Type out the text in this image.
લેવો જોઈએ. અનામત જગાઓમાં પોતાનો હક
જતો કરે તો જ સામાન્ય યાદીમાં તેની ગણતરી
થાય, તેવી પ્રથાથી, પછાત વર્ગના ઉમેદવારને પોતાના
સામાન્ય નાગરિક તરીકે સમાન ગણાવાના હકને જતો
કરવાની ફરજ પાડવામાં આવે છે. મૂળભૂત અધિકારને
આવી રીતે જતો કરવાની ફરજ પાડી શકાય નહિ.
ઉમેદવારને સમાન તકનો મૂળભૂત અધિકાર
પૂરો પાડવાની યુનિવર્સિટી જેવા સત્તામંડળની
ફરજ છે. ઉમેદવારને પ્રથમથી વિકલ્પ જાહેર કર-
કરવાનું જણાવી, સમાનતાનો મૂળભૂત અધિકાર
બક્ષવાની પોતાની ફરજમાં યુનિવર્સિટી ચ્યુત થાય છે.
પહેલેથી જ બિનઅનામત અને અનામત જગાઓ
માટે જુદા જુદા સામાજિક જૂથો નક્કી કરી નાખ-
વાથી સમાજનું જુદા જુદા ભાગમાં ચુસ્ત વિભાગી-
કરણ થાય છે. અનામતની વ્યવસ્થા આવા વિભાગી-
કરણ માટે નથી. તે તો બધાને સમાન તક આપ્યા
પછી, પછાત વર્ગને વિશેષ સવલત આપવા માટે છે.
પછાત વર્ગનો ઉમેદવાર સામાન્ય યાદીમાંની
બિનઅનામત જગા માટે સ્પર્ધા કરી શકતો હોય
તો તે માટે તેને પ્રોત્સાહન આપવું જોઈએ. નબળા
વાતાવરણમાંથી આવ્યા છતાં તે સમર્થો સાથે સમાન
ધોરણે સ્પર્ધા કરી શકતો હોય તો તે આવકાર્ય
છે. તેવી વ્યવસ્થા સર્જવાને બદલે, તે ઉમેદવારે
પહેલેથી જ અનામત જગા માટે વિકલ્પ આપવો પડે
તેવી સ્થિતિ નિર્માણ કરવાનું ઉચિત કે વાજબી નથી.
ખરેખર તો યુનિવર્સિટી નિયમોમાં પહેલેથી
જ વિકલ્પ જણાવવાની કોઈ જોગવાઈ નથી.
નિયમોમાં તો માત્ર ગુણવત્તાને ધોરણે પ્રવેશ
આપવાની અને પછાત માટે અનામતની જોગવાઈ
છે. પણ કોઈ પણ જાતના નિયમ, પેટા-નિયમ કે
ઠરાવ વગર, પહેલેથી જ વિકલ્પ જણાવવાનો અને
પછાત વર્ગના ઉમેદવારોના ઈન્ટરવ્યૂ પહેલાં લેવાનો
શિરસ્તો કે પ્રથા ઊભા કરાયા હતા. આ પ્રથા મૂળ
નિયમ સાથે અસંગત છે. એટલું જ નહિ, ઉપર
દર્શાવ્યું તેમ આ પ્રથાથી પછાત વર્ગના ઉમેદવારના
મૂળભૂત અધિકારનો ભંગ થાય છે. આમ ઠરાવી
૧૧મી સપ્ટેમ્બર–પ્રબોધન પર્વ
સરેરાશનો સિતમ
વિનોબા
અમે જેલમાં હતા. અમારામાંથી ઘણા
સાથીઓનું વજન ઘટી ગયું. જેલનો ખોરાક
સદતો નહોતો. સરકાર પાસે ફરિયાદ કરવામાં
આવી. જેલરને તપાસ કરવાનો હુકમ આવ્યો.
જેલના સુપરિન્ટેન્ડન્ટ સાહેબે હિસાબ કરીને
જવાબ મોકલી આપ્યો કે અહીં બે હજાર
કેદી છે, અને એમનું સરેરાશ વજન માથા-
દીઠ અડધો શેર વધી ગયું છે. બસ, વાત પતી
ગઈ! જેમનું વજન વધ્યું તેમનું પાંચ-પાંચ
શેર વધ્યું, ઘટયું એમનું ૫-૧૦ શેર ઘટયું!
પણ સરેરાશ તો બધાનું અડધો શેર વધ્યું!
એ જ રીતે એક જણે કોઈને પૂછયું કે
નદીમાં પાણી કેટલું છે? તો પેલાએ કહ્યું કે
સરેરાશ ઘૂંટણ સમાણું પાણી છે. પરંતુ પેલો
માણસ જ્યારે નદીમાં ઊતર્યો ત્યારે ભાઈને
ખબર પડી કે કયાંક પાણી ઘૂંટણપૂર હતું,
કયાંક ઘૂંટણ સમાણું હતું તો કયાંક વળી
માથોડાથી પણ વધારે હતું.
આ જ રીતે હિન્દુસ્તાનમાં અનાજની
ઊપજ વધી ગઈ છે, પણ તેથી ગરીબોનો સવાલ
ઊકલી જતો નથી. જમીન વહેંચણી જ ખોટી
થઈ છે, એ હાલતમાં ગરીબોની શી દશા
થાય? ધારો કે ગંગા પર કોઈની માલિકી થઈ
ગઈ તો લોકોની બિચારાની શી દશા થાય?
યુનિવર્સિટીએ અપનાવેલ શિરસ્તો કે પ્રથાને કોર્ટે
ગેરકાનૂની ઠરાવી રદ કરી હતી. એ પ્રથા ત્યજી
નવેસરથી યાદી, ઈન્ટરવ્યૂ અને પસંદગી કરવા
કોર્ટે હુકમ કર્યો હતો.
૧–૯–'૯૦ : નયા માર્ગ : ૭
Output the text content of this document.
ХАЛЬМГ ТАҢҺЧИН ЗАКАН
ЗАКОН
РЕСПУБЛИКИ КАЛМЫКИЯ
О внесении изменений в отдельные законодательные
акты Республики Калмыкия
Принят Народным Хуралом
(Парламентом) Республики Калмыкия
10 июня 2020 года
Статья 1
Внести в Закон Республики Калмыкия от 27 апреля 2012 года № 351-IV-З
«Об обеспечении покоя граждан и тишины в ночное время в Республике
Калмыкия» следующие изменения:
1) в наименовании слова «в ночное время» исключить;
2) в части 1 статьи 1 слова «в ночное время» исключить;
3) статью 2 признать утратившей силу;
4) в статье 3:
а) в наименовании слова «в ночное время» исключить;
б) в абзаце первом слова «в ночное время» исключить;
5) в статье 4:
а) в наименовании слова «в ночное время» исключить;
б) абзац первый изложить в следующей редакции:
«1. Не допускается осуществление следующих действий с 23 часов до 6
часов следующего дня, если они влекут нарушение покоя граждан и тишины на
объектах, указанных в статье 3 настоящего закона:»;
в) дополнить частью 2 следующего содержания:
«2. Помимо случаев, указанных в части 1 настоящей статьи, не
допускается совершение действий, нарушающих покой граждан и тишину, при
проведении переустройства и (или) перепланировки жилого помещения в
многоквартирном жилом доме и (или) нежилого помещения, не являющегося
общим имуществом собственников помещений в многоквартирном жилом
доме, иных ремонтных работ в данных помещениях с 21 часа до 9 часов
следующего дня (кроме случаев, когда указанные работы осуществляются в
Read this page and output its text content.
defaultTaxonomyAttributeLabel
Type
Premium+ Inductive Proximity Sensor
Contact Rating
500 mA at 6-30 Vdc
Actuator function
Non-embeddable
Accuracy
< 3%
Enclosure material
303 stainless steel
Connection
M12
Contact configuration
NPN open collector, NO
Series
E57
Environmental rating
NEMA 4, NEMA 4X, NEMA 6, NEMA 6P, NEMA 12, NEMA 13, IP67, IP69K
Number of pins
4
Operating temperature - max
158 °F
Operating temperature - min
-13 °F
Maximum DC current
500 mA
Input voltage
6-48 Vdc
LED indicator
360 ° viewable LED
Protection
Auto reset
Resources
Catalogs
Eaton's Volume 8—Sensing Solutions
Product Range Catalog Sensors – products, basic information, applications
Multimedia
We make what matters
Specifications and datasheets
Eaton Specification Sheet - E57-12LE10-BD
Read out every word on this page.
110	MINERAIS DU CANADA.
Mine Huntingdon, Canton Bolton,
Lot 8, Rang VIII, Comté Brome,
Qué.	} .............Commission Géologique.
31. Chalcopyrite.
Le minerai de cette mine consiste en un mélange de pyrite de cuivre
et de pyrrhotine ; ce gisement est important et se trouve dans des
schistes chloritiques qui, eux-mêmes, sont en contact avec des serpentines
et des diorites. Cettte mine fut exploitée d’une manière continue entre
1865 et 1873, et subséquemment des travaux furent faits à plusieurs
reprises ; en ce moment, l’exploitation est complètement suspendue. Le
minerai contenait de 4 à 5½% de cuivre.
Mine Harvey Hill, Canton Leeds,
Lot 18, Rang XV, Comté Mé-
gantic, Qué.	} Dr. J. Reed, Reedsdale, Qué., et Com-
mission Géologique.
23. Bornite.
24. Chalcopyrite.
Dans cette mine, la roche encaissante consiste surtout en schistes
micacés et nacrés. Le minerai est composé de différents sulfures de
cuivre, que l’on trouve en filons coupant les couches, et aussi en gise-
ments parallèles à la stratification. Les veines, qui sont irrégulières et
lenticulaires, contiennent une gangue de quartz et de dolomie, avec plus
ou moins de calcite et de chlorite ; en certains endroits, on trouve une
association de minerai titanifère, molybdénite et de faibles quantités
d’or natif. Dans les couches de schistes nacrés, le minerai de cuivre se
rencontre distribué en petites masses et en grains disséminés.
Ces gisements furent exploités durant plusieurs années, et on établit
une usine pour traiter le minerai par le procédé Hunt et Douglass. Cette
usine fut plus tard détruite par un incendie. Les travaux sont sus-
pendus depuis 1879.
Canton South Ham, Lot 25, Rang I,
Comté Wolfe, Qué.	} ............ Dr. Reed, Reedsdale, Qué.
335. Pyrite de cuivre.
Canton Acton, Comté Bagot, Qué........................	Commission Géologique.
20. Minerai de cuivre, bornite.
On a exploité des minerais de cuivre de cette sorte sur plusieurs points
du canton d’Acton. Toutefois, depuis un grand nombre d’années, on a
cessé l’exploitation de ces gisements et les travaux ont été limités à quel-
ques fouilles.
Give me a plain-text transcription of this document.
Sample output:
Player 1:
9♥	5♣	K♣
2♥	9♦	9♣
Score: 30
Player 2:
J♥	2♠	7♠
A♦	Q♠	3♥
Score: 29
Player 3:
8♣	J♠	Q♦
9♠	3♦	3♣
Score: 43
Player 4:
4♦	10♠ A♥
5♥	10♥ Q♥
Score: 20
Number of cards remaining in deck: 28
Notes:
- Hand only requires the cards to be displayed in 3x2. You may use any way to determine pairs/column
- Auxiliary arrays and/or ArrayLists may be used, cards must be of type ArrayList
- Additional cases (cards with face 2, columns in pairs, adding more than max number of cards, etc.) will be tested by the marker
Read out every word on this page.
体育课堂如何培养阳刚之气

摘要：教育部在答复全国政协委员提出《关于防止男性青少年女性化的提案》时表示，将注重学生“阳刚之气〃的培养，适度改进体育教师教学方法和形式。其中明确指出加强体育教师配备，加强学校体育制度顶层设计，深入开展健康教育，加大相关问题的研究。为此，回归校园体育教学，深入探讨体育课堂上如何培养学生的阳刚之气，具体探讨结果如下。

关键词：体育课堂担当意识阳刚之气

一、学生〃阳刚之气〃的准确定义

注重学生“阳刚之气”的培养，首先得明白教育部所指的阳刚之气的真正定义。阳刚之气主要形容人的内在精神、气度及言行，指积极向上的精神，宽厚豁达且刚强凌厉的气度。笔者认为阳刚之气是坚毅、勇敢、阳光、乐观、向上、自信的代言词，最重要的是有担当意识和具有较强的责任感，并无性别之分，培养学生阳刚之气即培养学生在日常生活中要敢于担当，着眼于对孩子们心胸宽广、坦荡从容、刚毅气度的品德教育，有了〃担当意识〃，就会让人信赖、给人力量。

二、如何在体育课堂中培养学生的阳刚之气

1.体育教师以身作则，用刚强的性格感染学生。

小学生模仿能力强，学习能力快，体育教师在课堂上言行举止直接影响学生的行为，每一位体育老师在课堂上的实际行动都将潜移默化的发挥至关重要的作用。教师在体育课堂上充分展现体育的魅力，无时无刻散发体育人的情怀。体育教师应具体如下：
------------------------------------------------------------
## Work instructions:
Work out the number of lines above that include the string "depuis" and write only that number.

## The solution:
2